--- Working data ---
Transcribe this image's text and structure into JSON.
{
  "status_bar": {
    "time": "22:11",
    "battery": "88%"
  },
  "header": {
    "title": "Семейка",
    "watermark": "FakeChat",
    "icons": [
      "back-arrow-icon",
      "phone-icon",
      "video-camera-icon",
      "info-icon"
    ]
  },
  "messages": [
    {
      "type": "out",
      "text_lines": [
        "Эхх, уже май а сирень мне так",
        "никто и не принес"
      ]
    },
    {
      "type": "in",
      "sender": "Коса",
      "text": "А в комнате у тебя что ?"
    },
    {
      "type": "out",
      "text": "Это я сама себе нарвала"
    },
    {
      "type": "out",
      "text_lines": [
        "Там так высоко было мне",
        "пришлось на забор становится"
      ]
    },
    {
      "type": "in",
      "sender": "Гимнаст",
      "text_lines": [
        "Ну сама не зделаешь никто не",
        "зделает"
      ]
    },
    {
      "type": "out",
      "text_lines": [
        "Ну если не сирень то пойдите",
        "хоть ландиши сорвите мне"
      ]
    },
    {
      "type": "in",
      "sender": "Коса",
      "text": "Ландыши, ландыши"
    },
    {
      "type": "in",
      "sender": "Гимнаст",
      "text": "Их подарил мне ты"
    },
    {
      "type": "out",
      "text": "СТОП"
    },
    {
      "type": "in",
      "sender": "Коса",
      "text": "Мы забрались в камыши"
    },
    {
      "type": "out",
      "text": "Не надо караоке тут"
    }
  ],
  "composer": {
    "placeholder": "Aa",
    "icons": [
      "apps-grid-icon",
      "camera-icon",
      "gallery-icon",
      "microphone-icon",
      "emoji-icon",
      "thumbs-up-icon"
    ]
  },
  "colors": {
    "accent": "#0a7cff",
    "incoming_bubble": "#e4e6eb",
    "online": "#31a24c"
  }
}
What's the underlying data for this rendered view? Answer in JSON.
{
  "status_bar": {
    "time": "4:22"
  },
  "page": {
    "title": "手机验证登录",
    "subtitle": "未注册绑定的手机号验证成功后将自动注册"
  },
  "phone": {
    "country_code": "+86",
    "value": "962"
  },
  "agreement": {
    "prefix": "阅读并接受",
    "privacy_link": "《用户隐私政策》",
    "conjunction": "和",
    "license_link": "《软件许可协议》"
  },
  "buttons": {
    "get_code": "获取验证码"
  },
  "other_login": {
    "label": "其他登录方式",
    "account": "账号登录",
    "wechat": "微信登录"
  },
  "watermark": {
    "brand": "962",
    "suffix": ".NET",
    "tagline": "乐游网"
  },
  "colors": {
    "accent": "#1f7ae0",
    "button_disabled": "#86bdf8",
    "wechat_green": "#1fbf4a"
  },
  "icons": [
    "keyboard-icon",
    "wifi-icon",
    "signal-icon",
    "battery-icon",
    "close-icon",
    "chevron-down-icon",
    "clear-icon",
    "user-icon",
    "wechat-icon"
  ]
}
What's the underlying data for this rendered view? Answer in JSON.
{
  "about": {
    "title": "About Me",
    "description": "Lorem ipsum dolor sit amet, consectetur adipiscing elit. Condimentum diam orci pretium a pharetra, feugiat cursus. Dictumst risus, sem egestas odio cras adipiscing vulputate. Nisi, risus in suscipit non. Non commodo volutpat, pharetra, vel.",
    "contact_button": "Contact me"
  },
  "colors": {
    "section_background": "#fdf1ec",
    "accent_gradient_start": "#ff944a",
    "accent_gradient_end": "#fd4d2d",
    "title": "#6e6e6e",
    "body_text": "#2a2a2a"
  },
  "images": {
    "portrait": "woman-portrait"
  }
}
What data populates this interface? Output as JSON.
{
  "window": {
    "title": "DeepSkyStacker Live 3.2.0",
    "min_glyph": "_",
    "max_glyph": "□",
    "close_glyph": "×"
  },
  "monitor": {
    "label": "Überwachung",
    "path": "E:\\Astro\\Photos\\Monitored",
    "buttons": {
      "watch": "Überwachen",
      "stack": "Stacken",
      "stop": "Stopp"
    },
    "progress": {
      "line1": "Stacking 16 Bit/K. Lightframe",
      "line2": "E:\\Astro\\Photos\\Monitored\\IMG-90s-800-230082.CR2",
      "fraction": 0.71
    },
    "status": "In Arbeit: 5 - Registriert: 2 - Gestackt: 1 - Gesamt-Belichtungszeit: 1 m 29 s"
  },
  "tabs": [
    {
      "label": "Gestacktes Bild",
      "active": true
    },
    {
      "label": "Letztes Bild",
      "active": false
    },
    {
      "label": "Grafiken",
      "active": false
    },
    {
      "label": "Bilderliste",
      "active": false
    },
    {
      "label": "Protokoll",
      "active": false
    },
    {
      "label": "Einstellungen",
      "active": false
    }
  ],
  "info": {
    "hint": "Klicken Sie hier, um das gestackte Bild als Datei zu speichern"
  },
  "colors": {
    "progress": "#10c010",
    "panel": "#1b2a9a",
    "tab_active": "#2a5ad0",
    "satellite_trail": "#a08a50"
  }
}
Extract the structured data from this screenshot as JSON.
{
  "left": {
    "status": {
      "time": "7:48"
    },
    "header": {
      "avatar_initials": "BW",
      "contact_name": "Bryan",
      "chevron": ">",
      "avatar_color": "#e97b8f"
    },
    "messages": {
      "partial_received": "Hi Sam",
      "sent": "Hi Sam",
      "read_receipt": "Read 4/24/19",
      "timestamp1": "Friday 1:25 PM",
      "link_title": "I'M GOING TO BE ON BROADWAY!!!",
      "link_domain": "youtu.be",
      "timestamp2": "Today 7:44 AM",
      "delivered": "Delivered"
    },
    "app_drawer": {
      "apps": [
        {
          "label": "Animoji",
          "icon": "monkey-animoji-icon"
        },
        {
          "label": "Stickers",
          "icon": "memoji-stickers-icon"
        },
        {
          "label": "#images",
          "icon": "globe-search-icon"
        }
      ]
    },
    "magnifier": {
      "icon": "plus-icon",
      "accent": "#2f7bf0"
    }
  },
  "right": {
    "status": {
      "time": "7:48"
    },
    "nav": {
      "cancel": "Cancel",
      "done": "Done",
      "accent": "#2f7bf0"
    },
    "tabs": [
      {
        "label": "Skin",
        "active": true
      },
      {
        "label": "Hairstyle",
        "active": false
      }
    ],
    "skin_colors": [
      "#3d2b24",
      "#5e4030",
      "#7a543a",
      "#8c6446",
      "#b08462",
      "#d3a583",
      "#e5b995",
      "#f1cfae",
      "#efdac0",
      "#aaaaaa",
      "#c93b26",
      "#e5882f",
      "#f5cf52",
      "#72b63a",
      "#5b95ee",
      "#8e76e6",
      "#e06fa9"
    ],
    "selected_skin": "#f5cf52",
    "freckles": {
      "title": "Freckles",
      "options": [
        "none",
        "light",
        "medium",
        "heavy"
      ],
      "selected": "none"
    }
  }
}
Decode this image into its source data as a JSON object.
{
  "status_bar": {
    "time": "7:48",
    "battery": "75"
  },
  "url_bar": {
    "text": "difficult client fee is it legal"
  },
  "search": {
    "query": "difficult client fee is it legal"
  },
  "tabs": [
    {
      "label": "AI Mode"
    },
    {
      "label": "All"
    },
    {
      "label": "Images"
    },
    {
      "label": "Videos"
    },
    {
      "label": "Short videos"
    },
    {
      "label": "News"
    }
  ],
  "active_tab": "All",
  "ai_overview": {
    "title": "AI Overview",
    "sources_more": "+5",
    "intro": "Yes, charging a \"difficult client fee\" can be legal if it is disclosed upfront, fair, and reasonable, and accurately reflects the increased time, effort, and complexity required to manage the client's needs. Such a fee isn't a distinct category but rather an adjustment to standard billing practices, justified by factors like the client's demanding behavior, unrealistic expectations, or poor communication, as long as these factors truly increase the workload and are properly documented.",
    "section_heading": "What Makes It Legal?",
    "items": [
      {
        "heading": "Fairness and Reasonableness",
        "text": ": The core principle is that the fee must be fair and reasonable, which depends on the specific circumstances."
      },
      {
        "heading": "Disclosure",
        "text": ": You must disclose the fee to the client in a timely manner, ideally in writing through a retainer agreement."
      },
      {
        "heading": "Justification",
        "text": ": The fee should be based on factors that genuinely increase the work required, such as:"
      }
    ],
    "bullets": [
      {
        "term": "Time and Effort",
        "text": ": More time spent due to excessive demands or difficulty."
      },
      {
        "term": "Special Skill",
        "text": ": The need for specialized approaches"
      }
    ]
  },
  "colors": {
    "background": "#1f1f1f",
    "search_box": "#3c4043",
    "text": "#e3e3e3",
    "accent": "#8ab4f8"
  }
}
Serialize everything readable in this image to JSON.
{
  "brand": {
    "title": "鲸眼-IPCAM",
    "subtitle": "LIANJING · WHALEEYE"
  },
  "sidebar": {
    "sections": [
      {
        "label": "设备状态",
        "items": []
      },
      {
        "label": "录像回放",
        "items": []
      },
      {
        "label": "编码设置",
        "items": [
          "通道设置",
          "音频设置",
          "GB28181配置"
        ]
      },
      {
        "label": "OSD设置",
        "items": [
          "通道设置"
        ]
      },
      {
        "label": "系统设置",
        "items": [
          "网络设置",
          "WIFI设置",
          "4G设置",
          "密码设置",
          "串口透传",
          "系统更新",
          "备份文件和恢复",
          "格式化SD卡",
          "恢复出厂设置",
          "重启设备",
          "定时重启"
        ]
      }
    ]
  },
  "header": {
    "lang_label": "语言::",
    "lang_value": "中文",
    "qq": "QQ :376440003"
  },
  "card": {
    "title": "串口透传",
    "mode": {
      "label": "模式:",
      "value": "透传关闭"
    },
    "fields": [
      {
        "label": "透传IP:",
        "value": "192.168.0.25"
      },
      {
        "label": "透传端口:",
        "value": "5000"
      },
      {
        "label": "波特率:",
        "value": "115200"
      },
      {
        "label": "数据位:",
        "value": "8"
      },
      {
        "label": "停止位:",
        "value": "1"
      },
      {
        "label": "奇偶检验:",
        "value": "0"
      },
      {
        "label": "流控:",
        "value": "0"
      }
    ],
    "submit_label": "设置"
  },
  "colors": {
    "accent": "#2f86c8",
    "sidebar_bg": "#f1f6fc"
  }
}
---
**Short problem**:
State how many lines of the listing include the word "What". Reply with the number alone.

**Task output**:
4